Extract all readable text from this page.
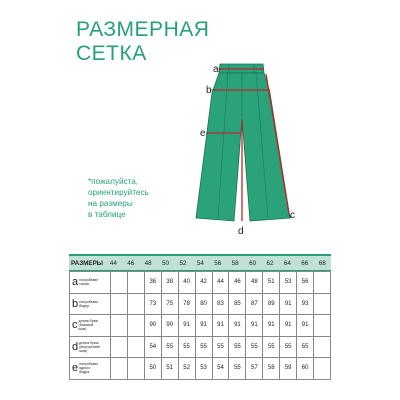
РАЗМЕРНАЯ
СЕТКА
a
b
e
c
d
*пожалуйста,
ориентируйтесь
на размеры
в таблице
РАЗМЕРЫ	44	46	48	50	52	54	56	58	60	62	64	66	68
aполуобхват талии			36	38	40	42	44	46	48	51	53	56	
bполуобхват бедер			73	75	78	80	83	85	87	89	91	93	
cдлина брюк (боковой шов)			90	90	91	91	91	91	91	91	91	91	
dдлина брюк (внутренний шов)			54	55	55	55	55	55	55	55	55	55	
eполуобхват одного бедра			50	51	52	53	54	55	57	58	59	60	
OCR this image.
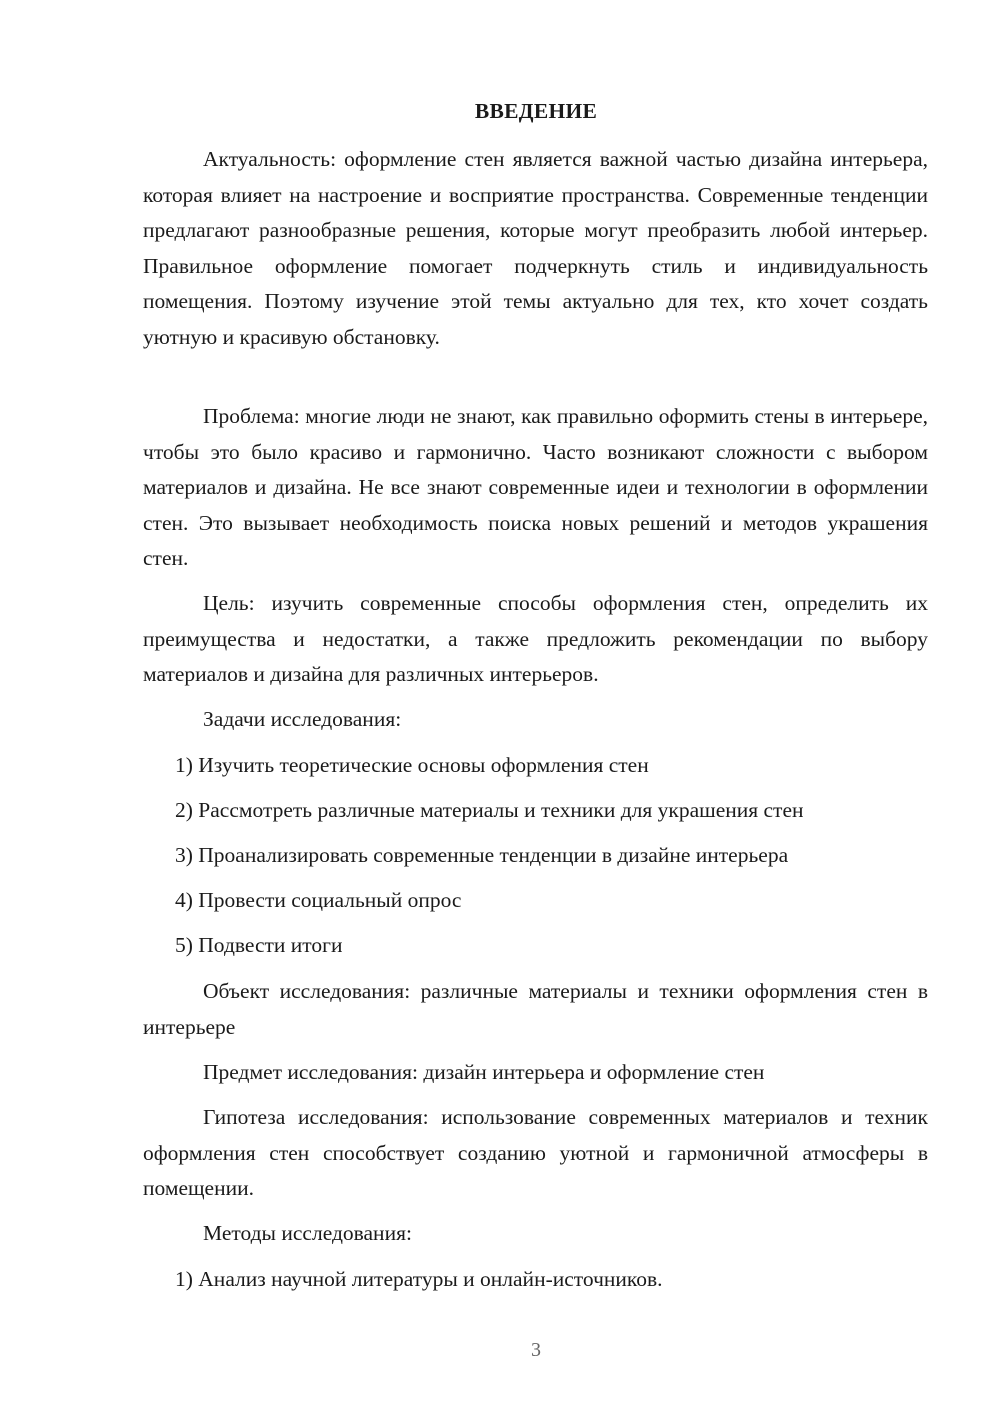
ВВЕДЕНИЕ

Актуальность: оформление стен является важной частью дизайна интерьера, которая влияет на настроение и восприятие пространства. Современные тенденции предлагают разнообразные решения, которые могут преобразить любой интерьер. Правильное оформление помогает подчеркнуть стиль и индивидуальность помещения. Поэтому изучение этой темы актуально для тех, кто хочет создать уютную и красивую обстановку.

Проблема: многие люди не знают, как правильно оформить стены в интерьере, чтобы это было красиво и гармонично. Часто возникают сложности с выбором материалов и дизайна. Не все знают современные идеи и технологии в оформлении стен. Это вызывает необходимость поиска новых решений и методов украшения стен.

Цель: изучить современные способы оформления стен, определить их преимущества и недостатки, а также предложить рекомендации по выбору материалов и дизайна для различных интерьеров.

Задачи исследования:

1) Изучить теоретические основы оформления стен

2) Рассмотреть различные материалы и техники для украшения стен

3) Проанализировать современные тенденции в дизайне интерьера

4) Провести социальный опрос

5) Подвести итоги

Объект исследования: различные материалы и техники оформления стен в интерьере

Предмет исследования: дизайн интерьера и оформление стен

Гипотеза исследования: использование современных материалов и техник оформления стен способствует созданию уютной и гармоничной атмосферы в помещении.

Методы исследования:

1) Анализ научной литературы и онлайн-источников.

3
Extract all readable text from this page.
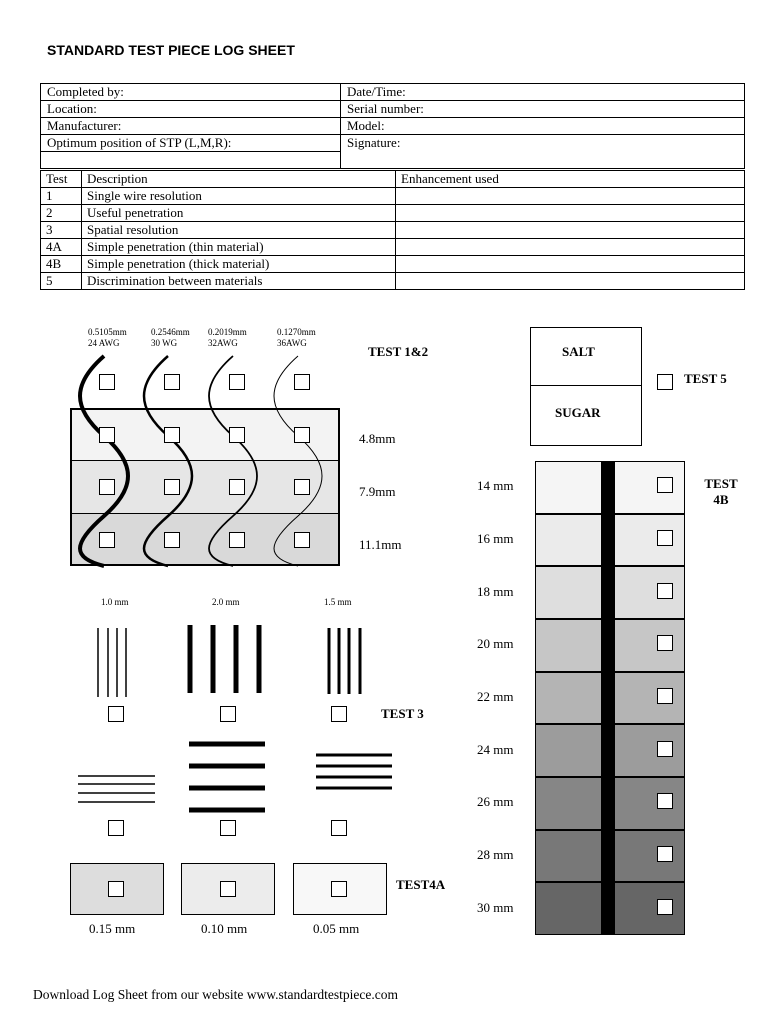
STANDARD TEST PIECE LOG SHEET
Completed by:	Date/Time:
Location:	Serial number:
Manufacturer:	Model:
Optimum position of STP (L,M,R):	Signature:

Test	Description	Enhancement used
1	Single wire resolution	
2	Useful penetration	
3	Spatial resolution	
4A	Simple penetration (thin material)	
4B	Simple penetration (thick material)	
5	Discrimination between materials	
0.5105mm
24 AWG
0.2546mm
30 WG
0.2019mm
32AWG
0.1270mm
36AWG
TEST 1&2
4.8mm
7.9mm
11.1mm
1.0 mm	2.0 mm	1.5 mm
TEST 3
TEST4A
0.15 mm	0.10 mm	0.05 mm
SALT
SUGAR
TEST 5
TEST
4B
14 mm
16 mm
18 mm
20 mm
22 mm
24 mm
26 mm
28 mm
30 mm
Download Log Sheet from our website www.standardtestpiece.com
-=-=-
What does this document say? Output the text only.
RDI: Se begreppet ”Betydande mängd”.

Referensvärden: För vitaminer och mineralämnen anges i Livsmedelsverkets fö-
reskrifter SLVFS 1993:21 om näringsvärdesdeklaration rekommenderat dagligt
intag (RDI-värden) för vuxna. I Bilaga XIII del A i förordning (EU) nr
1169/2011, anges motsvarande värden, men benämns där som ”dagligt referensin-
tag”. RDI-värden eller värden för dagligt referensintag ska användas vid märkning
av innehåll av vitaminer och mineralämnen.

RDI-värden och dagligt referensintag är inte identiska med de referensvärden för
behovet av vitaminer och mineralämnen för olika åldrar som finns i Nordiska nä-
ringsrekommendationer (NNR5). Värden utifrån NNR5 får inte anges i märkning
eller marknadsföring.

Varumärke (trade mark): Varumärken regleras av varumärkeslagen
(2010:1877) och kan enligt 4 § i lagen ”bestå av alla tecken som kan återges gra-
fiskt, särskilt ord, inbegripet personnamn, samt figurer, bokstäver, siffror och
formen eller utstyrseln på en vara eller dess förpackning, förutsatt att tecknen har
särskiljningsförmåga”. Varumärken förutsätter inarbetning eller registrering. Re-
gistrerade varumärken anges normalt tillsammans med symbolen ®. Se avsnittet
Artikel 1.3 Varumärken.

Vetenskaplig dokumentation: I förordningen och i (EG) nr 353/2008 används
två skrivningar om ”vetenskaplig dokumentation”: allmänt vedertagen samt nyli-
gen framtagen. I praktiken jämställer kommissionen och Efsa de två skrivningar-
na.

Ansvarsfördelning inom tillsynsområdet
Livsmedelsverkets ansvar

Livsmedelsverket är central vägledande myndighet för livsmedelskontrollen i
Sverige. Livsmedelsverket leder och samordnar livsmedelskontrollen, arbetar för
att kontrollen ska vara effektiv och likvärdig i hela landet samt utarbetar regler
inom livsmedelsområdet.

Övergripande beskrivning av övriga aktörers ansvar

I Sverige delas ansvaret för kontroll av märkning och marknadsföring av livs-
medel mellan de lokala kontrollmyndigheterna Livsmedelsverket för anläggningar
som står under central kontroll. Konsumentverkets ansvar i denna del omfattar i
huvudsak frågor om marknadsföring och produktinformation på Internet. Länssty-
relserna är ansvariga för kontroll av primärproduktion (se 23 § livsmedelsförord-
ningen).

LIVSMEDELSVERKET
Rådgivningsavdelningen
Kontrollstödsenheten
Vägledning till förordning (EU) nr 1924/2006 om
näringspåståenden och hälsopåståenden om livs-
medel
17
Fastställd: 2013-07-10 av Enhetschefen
-=-=-
(Exercise instructions) Copy each line of the preceding data that contains the string "исследования".

(Result for this exercise)
Задачи исследования:
Объект исследования: различные материалы и техники оформления стен в интерьере
Предмет исследования: дизайн интерьера и оформление стен
Гипотеза исследования: использование современных материалов и техник оформления стен способствует созданию уютной и гармоничной атмосферы в помещении.
Методы исследования:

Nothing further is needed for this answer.